Print out the entries below with no edits.

— start of DATASET EXTRACT —

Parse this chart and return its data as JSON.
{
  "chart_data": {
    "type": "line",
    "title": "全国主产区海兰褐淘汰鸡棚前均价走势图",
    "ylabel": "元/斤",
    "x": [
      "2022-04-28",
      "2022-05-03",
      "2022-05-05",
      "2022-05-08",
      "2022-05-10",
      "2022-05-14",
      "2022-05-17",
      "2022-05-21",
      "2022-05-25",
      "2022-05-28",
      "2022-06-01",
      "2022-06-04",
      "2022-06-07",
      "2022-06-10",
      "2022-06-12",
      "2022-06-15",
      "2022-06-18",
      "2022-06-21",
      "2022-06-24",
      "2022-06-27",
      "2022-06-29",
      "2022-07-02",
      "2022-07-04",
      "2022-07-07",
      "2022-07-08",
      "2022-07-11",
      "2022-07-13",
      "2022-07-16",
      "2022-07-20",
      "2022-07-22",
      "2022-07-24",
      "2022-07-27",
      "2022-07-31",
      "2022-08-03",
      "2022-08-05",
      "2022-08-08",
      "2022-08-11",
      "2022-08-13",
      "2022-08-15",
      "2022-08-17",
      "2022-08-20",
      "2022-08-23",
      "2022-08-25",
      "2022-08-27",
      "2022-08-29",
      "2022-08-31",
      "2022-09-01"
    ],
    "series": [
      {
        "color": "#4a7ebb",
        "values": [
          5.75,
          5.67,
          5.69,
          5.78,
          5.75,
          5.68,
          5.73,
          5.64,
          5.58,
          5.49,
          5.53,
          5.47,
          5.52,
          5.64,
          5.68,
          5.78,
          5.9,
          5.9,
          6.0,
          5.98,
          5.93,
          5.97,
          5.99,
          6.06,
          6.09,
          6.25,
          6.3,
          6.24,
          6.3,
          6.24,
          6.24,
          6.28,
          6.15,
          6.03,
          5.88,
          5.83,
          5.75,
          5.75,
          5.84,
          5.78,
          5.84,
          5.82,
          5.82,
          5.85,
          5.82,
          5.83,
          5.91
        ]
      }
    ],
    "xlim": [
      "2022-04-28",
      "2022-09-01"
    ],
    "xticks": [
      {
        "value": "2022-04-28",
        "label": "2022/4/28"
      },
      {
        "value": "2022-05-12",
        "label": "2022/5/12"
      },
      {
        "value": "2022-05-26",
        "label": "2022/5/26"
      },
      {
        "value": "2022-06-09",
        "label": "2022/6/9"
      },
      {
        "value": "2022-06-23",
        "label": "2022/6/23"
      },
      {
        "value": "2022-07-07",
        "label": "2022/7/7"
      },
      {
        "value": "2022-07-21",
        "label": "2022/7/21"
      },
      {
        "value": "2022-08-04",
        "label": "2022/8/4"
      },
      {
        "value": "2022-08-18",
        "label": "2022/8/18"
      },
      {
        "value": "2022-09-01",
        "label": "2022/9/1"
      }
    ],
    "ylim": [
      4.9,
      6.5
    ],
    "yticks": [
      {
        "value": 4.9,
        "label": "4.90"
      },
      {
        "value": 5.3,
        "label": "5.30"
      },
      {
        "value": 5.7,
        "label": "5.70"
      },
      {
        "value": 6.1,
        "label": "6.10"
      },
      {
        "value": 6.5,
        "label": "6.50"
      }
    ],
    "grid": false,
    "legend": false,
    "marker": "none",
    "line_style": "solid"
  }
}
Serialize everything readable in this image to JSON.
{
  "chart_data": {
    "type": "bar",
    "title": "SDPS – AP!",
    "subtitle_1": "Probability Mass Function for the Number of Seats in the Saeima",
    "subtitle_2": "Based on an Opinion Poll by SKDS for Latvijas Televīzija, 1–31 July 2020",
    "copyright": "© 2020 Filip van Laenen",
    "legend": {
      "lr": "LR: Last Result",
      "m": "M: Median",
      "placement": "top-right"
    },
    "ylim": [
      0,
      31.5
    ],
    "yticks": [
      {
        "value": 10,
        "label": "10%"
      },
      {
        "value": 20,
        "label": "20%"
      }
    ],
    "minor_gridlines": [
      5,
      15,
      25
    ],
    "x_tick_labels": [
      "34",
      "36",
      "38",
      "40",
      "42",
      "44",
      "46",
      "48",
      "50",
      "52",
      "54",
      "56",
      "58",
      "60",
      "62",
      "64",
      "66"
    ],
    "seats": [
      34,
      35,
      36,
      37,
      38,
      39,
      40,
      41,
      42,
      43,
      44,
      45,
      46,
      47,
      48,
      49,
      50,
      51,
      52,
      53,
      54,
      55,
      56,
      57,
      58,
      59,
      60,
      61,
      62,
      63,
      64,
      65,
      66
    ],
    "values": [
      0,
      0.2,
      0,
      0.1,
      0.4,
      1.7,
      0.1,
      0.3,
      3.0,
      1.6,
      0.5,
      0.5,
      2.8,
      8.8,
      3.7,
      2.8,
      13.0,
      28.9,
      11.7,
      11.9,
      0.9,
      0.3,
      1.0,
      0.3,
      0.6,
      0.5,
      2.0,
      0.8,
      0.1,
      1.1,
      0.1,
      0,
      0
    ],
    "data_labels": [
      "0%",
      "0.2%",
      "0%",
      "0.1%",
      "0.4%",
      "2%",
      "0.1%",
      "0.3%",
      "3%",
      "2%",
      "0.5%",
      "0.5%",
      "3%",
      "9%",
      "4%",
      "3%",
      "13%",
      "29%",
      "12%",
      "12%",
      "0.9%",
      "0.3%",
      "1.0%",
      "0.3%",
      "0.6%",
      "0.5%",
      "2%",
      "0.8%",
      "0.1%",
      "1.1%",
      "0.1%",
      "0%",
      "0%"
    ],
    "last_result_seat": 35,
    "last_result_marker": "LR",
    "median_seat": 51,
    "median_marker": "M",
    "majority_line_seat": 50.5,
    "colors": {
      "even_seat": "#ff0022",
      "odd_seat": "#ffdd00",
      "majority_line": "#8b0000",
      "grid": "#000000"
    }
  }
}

— end of DATASET EXTRACT —

* SOLUTION TO THIS EXERCISE *
Parse this chart and return its data as JSON.
{
  "chart_data": {
    "type": "line",
    "title": "全国主产区海兰褐淘汰鸡棚前均价走势图",
    "ylabel": "元/斤",
    "x": [
      "2022-04-28",
      "2022-05-03",
      "2022-05-05",
      "2022-05-08",
      "2022-05-10",
      "2022-05-14",
      "2022-05-17",
      "2022-05-21",
      "2022-05-25",
      "2022-05-28",
      "2022-06-01",
      "2022-06-04",
      "2022-06-07",
      "2022-06-10",
      "2022-06-12",
      "2022-06-15",
      "2022-06-18",
      "2022-06-21",
      "2022-06-24",
      "2022-06-27",
      "2022-06-29",
      "2022-07-02",
      "2022-07-04",
      "2022-07-07",
      "2022-07-08",
      "2022-07-11",
      "2022-07-13",
      "2022-07-16",
      "2022-07-20",
      "2022-07-22",
      "2022-07-24",
      "2022-07-27",
      "2022-07-31",
      "2022-08-03",
      "2022-08-05",
      "2022-08-08",
      "2022-08-11",
      "2022-08-13",
      "2022-08-15",
      "2022-08-17",
      "2022-08-20",
      "2022-08-23",
      "2022-08-25",
      "2022-08-27",
      "2022-08-29",
      "2022-08-31",
      "2022-09-01"
    ],
    "series": [
      {
        "color": "#4a7ebb",
        "values": [
          5.75,
          5.67,
          5.69,
          5.78,
          5.75,
          5.68,
          5.73,
          5.64,
          5.58,
          5.49,
          5.53,
          5.47,
          5.52,
          5.64,
          5.68,
          5.78,
          5.9,
          5.9,
          6.0,
          5.98,
          5.93,
          5.97,
          5.99,
          6.06,
          6.09,
          6.25,
          6.3,
          6.24,
          6.3,
          6.24,
          6.24,
          6.28,
          6.15,
          6.03,
          5.88,
          5.83,
          5.75,
          5.75,
          5.84,
          5.78,
          5.84,
          5.82,
          5.82,
          5.85,
          5.82,
          5.83,
          5.91
        ]
      }
    ],
    "xlim": [
      "2022-04-28",
      "2022-09-01"
    ],
    "xticks": [
      {
        "value": "2022-04-28",
        "label": "2022/4/28"
      },
      {
        "value": "2022-05-12",
        "label": "2022/5/12"
      },
      {
        "value": "2022-05-26",
        "label": "2022/5/26"
      },
      {
        "value": "2022-06-09",
        "label": "2022/6/9"
      },
      {
        "value": "2022-06-23",
        "label": "2022/6/23"
      },
      {
        "value": "2022-07-07",
        "label": "2022/7/7"
      },
      {
        "value": "2022-07-21",
        "label": "2022/7/21"
      },
      {
        "value": "2022-08-04",
        "label": "2022/8/4"
      },
      {
        "value": "2022-08-18",
        "label": "2022/8/18"
      },
      {
        "value": "2022-09-01",
        "label": "2022/9/1"
      }
    ],
    "ylim": [
      4.9,
      6.5
    ],
    "yticks": [
      {
        "value": 4.9,
        "label": "4.90"
      },
      {
        "value": 5.3,
        "label": "5.30"
      },
      {
        "value": 5.7,
        "label": "5.70"
      },
      {
        "value": 6.1,
        "label": "6.10"
      },
      {
        "value": 6.5,
        "label": "6.50"
      }
    ],
    "grid": false,
    "legend": false,
    "marker": "none",
    "line_style": "solid"
  }
}
Serialize everything readable in this image to JSON.
{
  "chart_data": {
    "type": "bar",
    "title": "SDPS – AP!",
    "subtitle_1": "Probability Mass Function for the Number of Seats in the Saeima",
    "subtitle_2": "Based on an Opinion Poll by SKDS for Latvijas Televīzija, 1–31 July 2020",
    "copyright": "© 2020 Filip van Laenen",
    "legend": {
      "lr": "LR: Last Result",
      "m": "M: Median",
      "placement": "top-right"
    },
    "ylim": [
      0,
      31.5
    ],
    "yticks": [
      {
        "value": 10,
        "label": "10%"
      },
      {
        "value": 20,
        "label": "20%"
      }
    ],
    "minor_gridlines": [
      5,
      15,
      25
    ],
    "x_tick_labels": [
      "34",
      "36",
      "38",
      "40",
      "42",
      "44",
      "46",
      "48",
      "50",
      "52",
      "54",
      "56",
      "58",
      "60",
      "62",
      "64",
      "66"
    ],
    "seats": [
      34,
      35,
      36,
      37,
      38,
      39,
      40,
      41,
      42,
      43,
      44,
      45,
      46,
      47,
      48,
      49,
      50,
      51,
      52,
      53,
      54,
      55,
      56,
      57,
      58,
      59,
      60,
      61,
      62,
      63,
      64,
      65,
      66
    ],
    "values": [
      0,
      0.2,
      0,
      0.1,
      0.4,
      1.7,
      0.1,
      0.3,
      3.0,
      1.6,
      0.5,
      0.5,
      2.8,
      8.8,
      3.7,
      2.8,
      13.0,
      28.9,
      11.7,
      11.9,
      0.9,
      0.3,
      1.0,
      0.3,
      0.6,
      0.5,
      2.0,
      0.8,
      0.1,
      1.1,
      0.1,
      0,
      0
    ],
    "data_labels": [
      "0%",
      "0.2%",
      "0%",
      "0.1%",
      "0.4%",
      "2%",
      "0.1%",
      "0.3%",
      "3%",
      "2%",
      "0.5%",
      "0.5%",
      "3%",
      "9%",
      "4%",
      "3%",
      "13%",
      "29%",
      "12%",
      "12%",
      "0.9%",
      "0.3%",
      "1.0%",
      "0.3%",
      "0.6%",
      "0.5%",
      "2%",
      "0.8%",
      "0.1%",
      "1.1%",
      "0.1%",
      "0%",
      "0%"
    ],
    "last_result_seat": 35,
    "last_result_marker": "LR",
    "median_seat": 51,
    "median_marker": "M",
    "majority_line_seat": 50.5,
    "colors": {
      "even_seat": "#ff0022",
      "odd_seat": "#ffdd00",
      "majority_line": "#8b0000",
      "grid": "#000000"
    }
  }
}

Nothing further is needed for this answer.